*Your task*:
Determine which lines contain the word "Center", then copy those lines.

[Stored records]
━━━
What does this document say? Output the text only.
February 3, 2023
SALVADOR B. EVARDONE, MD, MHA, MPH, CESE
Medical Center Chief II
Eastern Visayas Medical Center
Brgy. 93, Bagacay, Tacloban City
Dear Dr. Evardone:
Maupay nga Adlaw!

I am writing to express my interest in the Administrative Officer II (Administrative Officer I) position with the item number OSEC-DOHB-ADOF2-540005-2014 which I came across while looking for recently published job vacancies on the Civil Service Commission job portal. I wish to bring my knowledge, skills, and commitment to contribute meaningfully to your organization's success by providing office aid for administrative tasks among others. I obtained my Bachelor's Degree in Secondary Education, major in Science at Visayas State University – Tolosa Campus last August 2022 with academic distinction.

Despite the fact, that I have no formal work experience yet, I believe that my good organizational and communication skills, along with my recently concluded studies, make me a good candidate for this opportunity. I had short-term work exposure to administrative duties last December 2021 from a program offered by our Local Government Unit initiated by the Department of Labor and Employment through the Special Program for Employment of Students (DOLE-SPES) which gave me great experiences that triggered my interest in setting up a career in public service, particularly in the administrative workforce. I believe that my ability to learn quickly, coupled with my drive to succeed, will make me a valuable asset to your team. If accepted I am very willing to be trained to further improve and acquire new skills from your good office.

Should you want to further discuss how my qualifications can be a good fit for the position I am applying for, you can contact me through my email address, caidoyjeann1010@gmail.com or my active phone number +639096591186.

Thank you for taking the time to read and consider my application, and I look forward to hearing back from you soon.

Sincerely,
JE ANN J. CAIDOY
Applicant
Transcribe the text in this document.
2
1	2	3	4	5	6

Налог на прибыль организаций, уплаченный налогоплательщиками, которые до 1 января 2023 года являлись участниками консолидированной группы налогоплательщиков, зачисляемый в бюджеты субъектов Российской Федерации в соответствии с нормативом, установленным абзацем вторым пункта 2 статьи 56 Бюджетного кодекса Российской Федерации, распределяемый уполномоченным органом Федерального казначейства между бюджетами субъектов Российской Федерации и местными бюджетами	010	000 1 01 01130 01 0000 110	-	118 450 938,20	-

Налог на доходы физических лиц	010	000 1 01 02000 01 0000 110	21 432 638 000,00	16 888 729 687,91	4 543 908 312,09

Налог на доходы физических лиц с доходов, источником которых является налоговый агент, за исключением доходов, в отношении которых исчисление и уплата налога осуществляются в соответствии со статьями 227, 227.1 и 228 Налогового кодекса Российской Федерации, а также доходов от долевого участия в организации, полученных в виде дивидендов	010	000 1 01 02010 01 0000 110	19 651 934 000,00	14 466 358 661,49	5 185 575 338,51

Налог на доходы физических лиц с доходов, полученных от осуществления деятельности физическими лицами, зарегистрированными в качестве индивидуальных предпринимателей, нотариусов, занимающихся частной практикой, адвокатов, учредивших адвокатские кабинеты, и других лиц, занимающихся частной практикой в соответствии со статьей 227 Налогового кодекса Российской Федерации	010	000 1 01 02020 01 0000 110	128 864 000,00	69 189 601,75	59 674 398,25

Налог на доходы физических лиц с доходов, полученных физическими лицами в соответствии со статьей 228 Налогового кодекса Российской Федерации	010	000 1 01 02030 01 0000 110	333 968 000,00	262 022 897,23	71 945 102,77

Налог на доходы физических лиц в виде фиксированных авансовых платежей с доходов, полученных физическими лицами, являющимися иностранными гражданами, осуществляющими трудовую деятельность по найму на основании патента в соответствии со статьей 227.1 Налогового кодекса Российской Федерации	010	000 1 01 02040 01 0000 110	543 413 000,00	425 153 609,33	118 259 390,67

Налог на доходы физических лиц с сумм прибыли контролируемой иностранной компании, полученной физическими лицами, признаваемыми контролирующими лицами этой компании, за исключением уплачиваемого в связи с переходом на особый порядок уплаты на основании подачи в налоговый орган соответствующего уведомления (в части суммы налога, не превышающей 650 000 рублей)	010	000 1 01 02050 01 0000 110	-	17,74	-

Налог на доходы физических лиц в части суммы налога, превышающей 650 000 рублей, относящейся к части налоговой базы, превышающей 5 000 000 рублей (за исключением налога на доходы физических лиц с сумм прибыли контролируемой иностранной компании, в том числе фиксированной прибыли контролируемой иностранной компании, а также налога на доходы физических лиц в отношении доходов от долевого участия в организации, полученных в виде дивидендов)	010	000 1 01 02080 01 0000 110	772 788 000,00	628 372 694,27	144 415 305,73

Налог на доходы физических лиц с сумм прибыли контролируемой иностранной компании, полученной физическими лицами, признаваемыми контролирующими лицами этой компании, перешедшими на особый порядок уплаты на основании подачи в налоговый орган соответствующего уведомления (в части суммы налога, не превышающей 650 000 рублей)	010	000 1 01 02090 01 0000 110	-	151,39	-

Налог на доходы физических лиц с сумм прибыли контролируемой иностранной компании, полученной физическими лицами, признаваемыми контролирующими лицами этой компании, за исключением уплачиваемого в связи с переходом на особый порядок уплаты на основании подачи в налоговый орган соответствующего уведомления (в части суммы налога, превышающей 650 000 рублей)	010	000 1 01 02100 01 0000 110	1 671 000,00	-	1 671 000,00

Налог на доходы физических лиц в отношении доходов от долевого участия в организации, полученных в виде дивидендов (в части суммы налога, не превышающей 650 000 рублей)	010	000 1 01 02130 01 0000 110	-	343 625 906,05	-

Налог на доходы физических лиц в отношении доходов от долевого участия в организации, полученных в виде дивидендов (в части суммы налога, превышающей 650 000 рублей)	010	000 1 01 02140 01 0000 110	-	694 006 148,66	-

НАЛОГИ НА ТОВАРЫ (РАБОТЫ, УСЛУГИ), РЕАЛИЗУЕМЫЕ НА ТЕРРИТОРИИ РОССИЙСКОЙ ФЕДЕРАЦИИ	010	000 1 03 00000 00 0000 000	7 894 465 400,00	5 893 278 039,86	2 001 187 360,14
━━━
*Exercise response*:
Medical Center Chief II
Eastern Visayas Medical Center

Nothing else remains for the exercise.